• THE PROBLEM
Repeat the whole of the data, keeping every detail the same.
>>>
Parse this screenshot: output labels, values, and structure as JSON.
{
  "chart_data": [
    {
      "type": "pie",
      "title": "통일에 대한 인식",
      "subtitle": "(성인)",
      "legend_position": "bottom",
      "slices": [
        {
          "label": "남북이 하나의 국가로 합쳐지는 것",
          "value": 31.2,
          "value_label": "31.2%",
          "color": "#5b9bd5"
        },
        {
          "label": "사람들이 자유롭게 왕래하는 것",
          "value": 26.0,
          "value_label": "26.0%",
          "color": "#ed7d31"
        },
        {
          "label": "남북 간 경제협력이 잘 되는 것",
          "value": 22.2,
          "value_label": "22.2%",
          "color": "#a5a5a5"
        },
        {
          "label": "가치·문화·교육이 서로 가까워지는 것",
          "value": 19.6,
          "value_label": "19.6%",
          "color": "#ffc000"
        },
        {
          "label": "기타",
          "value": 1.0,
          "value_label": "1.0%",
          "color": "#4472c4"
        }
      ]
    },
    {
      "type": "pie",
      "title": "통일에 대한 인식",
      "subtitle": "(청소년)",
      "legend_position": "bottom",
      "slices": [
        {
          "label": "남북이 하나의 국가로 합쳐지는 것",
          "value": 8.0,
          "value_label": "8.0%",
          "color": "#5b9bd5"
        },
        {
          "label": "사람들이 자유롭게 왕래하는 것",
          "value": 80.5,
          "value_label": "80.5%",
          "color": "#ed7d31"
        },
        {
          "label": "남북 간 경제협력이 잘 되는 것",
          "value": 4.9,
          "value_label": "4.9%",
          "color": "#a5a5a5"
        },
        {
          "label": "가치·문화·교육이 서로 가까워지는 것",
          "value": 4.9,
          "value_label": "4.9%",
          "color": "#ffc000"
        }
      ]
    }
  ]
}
<<<
• THE OUTPUT
Parse this screenshot: output labels, values, and structure as JSON.
{
  "chart_data": [
    {
      "type": "pie",
      "title": "통일에 대한 인식",
      "subtitle": "(성인)",
      "legend_position": "bottom",
      "slices": [
        {
          "label": "남북이 하나의 국가로 합쳐지는 것",
          "value": 31.2,
          "value_label": "31.2%",
          "color": "#5b9bd5"
        },
        {
          "label": "사람들이 자유롭게 왕래하는 것",
          "value": 26.0,
          "value_label": "26.0%",
          "color": "#ed7d31"
        },
        {
          "label": "남북 간 경제협력이 잘 되는 것",
          "value": 22.2,
          "value_label": "22.2%",
          "color": "#a5a5a5"
        },
        {
          "label": "가치·문화·교육이 서로 가까워지는 것",
          "value": 19.6,
          "value_label": "19.6%",
          "color": "#ffc000"
        },
        {
          "label": "기타",
          "value": 1.0,
          "value_label": "1.0%",
          "color": "#4472c4"
        }
      ]
    },
    {
      "type": "pie",
      "title": "통일에 대한 인식",
      "subtitle": "(청소년)",
      "legend_position": "bottom",
      "slices": [
        {
          "label": "남북이 하나의 국가로 합쳐지는 것",
          "value": 8.0,
          "value_label": "8.0%",
          "color": "#5b9bd5"
        },
        {
          "label": "사람들이 자유롭게 왕래하는 것",
          "value": 80.5,
          "value_label": "80.5%",
          "color": "#ed7d31"
        },
        {
          "label": "남북 간 경제협력이 잘 되는 것",
          "value": 4.9,
          "value_label": "4.9%",
          "color": "#a5a5a5"
        },
        {
          "label": "가치·문화·교육이 서로 가까워지는 것",
          "value": 4.9,
          "value_label": "4.9%",
          "color": "#ffc000"
        }
      ]
    }
  ]
}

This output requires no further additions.